<<<<

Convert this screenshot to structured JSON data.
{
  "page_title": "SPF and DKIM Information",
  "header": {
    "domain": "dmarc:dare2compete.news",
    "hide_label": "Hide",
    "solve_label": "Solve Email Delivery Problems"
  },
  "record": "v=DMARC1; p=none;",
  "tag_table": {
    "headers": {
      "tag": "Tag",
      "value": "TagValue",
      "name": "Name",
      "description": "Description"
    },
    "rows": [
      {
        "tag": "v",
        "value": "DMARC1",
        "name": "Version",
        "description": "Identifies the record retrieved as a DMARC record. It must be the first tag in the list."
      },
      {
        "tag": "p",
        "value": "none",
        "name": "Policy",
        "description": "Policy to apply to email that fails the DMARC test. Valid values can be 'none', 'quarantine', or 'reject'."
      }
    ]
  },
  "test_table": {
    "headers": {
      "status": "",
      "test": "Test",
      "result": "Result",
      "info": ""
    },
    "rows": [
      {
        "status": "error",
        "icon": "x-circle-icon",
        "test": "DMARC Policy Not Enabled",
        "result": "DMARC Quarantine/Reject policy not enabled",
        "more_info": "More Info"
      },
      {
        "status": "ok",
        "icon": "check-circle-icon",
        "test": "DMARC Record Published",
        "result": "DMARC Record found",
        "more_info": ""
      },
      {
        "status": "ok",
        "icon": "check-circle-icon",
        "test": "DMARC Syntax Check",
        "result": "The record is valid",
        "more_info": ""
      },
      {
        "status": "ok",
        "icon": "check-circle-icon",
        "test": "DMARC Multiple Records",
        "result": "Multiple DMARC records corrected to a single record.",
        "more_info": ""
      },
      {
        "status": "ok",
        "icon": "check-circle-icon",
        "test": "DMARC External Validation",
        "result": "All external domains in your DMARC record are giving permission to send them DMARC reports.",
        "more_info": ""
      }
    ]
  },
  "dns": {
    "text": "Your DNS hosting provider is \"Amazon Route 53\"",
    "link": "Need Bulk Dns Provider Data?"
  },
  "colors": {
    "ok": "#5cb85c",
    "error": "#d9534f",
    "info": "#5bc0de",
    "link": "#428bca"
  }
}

>>>>

--- Task description ---
Retype the whole listing, matching it exactly.

--- Task response ---
Convert this screenshot to structured JSON data.
{
  "page_title": "SPF and DKIM Information",
  "header": {
    "domain": "dmarc:dare2compete.news",
    "hide_label": "Hide",
    "solve_label": "Solve Email Delivery Problems"
  },
  "record": "v=DMARC1; p=none;",
  "tag_table": {
    "headers": {
      "tag": "Tag",
      "value": "TagValue",
      "name": "Name",
      "description": "Description"
    },
    "rows": [
      {
        "tag": "v",
        "value": "DMARC1",
        "name": "Version",
        "description": "Identifies the record retrieved as a DMARC record. It must be the first tag in the list."
      },
      {
        "tag": "p",
        "value": "none",
        "name": "Policy",
        "description": "Policy to apply to email that fails the DMARC test. Valid values can be 'none', 'quarantine', or 'reject'."
      }
    ]
  },
  "test_table": {
    "headers": {
      "status": "",
      "test": "Test",
      "result": "Result",
      "info": ""
    },
    "rows": [
      {
        "status": "error",
        "icon": "x-circle-icon",
        "test": "DMARC Policy Not Enabled",
        "result": "DMARC Quarantine/Reject policy not enabled",
        "more_info": "More Info"
      },
      {
        "status": "ok",
        "icon": "check-circle-icon",
        "test": "DMARC Record Published",
        "result": "DMARC Record found",
        "more_info": ""
      },
      {
        "status": "ok",
        "icon": "check-circle-icon",
        "test": "DMARC Syntax Check",
        "result": "The record is valid",
        "more_info": ""
      },
      {
        "status": "ok",
        "icon": "check-circle-icon",
        "test": "DMARC Multiple Records",
        "result": "Multiple DMARC records corrected to a single record.",
        "more_info": ""
      },
      {
        "status": "ok",
        "icon": "check-circle-icon",
        "test": "DMARC External Validation",
        "result": "All external domains in your DMARC record are giving permission to send them DMARC reports.",
        "more_info": ""
      }
    ]
  },
  "dns": {
    "text": "Your DNS hosting provider is \"Amazon Route 53\"",
    "link": "Need Bulk Dns Provider Data?"
  },
  "colors": {
    "ok": "#5cb85c",
    "error": "#d9534f",
    "info": "#5bc0de",
    "link": "#428bca"
  }
}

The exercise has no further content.